→ DIRECTIONS:
Which lines include the word "type"? Copy each of them.

→ DATA TO USE:

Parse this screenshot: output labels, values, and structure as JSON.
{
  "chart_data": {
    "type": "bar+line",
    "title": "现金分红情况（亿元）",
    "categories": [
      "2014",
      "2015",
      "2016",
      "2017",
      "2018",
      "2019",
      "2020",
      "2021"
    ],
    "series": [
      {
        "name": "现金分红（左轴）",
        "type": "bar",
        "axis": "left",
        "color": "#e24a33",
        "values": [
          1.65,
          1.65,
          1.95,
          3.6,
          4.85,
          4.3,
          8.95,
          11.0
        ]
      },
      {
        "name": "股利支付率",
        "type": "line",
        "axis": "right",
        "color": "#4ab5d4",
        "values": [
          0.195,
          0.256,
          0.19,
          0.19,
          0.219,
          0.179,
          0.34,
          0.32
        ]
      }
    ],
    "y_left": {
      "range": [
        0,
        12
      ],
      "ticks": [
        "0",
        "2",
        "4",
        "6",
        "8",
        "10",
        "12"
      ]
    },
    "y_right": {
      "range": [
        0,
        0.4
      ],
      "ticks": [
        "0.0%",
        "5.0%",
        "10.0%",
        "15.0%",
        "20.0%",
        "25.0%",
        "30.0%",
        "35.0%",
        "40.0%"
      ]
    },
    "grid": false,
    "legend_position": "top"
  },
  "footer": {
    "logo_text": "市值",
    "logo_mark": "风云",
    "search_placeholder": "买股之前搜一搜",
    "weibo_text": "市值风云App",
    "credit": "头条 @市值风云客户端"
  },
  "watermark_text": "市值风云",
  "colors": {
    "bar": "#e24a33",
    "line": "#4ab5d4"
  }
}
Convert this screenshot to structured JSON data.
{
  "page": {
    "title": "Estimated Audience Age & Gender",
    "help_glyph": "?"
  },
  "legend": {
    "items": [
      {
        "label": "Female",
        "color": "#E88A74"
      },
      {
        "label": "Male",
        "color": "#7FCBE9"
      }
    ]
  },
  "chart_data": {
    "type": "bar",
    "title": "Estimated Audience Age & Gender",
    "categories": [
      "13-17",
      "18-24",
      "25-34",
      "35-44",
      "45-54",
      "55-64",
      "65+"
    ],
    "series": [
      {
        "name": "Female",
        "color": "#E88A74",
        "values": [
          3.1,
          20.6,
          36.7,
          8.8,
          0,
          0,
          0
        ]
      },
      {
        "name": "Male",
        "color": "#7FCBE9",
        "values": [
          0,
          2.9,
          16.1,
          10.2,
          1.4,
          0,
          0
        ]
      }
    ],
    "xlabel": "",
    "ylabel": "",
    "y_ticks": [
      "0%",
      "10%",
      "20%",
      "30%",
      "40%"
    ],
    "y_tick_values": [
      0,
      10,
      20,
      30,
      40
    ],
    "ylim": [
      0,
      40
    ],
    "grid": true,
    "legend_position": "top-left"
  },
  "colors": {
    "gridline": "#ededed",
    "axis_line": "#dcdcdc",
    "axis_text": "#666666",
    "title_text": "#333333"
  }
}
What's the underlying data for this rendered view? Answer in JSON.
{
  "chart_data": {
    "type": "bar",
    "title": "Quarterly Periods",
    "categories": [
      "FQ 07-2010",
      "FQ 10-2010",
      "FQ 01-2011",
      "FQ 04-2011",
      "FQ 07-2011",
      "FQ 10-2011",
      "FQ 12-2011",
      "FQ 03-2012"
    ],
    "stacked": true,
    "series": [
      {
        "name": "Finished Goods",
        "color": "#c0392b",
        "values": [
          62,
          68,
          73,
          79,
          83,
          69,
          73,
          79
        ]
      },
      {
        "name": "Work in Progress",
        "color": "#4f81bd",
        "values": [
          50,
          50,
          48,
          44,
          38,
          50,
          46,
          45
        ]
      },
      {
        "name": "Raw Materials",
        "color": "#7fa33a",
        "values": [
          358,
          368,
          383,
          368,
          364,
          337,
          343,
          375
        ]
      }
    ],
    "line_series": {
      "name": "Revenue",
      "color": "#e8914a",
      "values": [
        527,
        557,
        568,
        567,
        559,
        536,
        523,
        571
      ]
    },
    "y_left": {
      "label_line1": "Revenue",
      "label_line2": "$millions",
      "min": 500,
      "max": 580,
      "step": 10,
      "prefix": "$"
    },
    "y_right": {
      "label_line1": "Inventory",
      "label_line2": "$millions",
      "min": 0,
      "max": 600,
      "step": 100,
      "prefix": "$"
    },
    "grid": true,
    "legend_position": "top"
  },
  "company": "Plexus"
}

→ ANSWER TO THIS TASK:
    "type": "bar+line",
        "type": "bar",
        "type": "line",
    "type": "bar",
    "type": "bar",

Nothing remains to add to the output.